Short exercise> Search the data for the word "الرواتب" and copy every line that contains it.

A run of records>
────────────────────

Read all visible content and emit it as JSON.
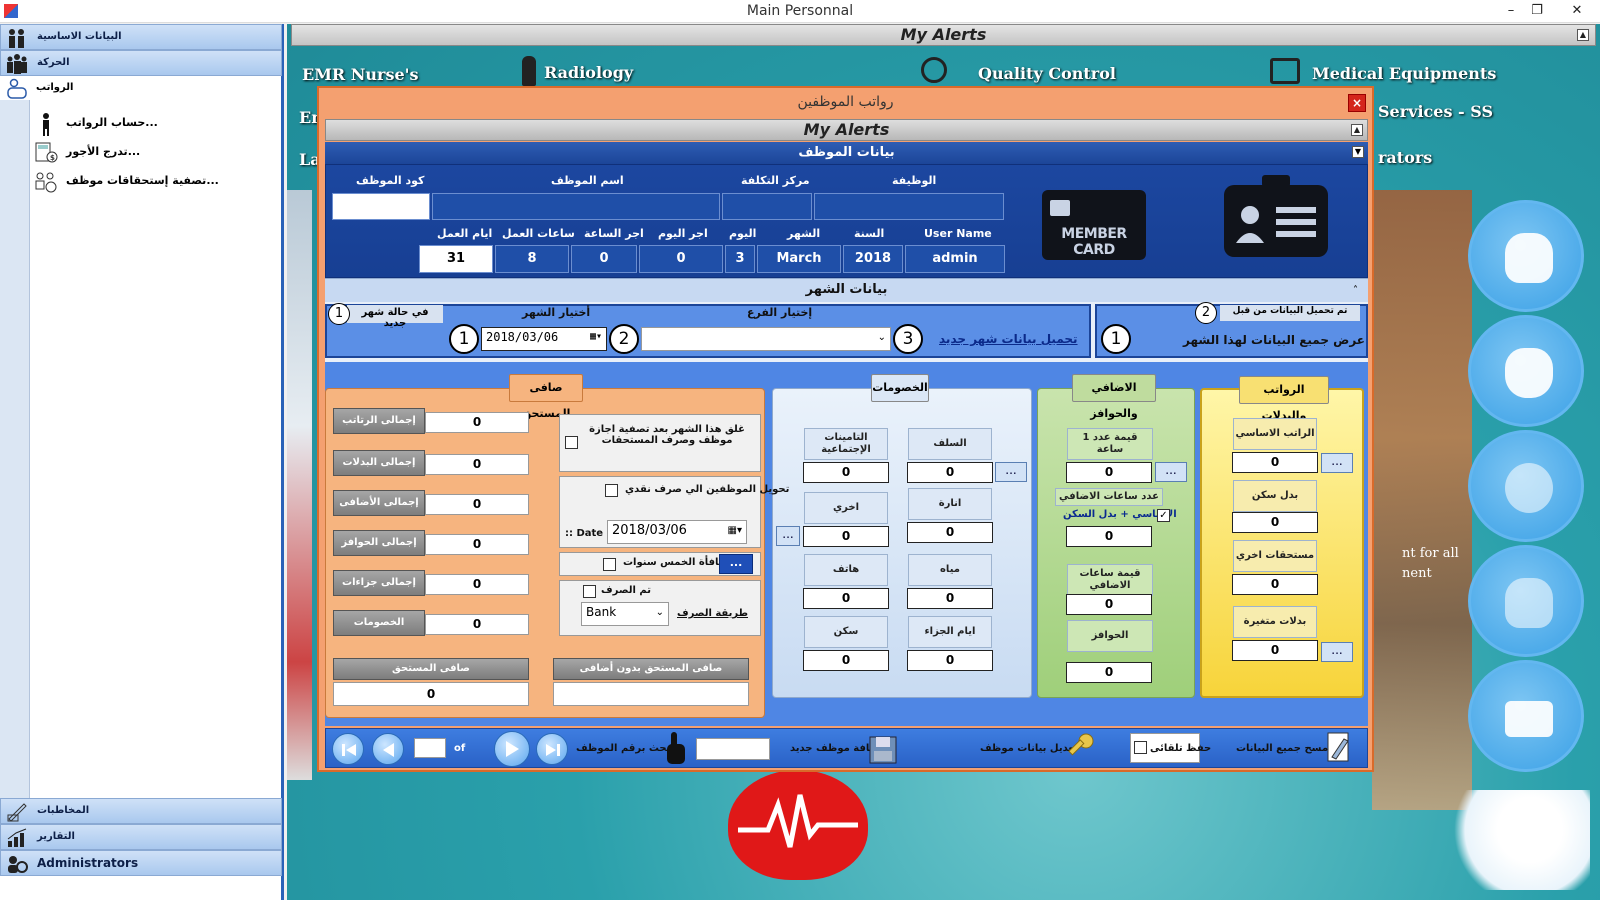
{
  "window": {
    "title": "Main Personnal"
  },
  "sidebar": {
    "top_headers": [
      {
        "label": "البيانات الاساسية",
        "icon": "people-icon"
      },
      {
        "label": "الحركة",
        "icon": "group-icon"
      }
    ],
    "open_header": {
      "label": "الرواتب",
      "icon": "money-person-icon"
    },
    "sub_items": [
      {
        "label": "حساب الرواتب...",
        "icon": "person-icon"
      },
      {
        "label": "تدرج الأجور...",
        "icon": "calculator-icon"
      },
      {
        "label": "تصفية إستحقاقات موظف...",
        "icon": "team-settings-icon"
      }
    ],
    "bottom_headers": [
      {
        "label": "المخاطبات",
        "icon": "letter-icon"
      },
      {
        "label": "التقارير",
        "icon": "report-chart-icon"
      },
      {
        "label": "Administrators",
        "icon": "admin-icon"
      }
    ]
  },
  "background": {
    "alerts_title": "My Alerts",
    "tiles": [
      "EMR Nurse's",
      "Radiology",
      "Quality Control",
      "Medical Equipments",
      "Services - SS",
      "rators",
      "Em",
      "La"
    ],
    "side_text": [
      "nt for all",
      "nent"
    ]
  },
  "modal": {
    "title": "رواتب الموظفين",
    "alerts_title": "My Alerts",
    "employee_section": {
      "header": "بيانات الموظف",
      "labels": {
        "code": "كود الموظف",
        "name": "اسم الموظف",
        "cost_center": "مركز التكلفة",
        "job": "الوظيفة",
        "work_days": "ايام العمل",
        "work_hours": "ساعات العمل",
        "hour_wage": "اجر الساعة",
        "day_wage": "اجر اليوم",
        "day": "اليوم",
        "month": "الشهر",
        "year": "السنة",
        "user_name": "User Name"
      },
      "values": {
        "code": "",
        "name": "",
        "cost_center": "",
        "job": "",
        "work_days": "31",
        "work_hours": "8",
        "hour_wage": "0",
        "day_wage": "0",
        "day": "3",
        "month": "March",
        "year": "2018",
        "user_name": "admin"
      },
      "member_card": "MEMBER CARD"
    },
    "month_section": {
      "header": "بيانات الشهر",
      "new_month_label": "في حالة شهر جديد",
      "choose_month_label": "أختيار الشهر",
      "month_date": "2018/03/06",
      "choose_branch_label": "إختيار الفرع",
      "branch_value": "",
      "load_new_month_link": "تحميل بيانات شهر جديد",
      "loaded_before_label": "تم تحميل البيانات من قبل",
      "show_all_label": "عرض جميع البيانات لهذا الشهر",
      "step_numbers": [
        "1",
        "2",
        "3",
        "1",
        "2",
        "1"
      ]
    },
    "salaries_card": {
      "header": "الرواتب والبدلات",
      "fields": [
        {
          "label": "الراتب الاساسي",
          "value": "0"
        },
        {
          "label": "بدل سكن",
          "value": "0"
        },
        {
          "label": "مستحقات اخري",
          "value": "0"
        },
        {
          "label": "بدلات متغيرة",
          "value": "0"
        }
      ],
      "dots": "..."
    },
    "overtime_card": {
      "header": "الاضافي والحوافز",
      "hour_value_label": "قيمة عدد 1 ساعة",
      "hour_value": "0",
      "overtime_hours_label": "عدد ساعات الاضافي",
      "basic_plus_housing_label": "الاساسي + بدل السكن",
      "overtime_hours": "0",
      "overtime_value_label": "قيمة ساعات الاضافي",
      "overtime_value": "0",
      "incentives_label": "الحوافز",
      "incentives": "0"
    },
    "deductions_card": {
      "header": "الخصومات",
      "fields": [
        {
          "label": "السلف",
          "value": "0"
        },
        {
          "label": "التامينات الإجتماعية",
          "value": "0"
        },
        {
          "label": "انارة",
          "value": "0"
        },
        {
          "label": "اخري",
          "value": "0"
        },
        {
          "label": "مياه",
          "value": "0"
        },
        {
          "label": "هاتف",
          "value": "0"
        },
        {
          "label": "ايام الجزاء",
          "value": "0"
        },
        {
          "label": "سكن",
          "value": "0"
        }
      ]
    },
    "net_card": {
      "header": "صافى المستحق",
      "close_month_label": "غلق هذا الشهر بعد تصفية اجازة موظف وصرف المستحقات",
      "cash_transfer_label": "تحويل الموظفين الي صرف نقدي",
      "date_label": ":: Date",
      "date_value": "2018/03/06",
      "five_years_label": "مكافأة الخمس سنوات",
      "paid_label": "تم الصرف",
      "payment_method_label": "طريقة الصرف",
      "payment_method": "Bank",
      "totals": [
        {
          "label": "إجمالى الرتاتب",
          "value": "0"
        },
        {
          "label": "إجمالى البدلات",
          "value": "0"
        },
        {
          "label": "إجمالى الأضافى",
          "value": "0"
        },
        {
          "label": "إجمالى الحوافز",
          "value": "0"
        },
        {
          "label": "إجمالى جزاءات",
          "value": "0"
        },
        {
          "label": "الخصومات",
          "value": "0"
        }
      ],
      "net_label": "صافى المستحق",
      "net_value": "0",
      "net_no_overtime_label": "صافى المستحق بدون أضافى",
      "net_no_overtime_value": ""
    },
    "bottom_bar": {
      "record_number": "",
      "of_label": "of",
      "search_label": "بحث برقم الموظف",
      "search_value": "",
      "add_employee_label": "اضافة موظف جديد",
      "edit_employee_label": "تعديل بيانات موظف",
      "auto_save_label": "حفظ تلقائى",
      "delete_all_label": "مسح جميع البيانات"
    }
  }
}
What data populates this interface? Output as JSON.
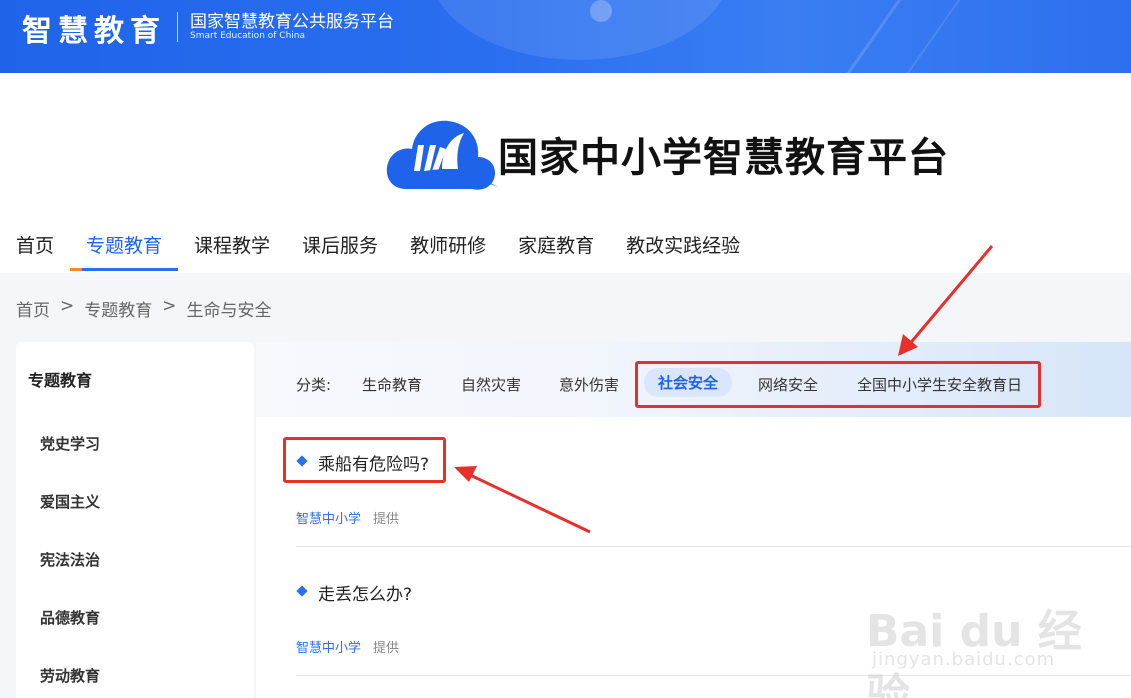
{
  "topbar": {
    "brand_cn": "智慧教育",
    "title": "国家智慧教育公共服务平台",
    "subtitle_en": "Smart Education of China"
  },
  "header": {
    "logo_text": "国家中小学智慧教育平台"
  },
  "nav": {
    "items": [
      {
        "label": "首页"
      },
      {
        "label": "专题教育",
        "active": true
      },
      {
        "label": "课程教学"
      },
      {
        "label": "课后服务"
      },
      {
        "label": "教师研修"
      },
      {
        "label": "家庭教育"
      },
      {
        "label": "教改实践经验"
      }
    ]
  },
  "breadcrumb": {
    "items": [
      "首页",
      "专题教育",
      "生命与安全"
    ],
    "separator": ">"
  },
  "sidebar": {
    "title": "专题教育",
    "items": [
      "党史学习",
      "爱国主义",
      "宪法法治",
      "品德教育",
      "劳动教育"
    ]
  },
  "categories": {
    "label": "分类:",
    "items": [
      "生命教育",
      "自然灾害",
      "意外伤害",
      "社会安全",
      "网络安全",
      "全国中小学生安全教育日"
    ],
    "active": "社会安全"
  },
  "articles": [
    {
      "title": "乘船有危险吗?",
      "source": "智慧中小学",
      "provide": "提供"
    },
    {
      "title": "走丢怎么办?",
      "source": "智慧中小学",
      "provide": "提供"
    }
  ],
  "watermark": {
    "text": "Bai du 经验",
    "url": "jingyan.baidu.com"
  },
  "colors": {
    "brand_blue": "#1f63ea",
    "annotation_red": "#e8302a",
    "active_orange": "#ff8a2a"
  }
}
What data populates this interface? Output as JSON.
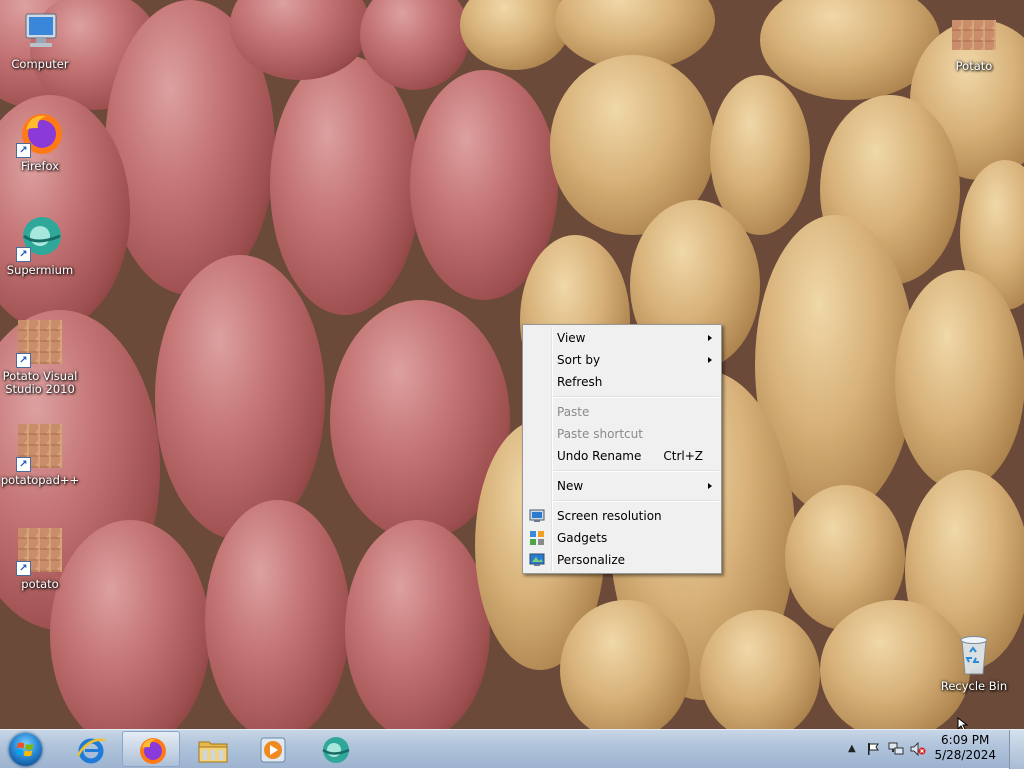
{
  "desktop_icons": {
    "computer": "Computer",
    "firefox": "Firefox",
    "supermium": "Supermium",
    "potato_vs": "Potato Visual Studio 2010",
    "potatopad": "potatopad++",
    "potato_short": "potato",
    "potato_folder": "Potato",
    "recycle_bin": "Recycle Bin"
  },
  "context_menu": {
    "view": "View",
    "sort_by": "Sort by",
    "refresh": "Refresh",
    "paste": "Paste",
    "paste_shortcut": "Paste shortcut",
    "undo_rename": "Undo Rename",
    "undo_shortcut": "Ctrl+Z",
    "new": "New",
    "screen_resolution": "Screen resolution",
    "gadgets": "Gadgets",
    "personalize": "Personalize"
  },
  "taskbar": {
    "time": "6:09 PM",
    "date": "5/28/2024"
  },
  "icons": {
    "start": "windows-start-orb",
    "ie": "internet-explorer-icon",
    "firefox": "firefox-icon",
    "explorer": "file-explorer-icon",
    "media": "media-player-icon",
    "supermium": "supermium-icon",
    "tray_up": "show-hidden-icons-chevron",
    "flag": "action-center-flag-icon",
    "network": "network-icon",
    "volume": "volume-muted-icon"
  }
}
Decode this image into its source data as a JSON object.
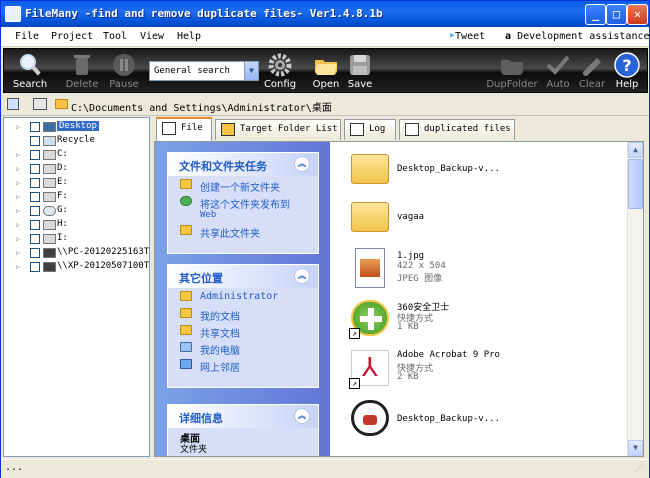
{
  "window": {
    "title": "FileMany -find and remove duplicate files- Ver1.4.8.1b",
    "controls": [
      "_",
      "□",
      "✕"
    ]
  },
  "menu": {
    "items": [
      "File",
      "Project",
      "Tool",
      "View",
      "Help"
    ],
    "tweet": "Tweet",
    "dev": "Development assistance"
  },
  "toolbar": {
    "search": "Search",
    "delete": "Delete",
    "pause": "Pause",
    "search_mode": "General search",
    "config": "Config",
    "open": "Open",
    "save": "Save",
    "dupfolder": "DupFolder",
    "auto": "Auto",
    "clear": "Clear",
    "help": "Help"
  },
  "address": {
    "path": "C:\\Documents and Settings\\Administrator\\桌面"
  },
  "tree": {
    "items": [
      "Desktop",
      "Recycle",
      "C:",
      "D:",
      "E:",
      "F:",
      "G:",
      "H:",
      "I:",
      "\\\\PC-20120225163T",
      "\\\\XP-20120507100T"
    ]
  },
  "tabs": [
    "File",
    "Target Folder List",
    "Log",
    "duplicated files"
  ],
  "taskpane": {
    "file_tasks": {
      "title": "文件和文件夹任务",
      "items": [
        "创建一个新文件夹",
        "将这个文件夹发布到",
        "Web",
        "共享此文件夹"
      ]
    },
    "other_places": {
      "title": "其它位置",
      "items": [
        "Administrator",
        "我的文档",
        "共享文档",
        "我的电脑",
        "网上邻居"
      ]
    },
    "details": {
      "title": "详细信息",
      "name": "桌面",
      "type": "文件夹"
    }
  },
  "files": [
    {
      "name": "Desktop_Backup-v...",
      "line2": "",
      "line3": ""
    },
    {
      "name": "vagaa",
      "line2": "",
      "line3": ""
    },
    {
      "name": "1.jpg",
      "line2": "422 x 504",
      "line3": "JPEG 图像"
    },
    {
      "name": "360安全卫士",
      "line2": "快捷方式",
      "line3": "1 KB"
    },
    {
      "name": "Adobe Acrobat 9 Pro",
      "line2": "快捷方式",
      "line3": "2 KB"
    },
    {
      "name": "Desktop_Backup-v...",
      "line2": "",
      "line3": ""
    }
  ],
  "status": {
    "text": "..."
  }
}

────────────────────

Problem solution>
      "label": "الرواتب",
        "label": "حساب الرواتب...",
      "header": "الرواتب والبدلات",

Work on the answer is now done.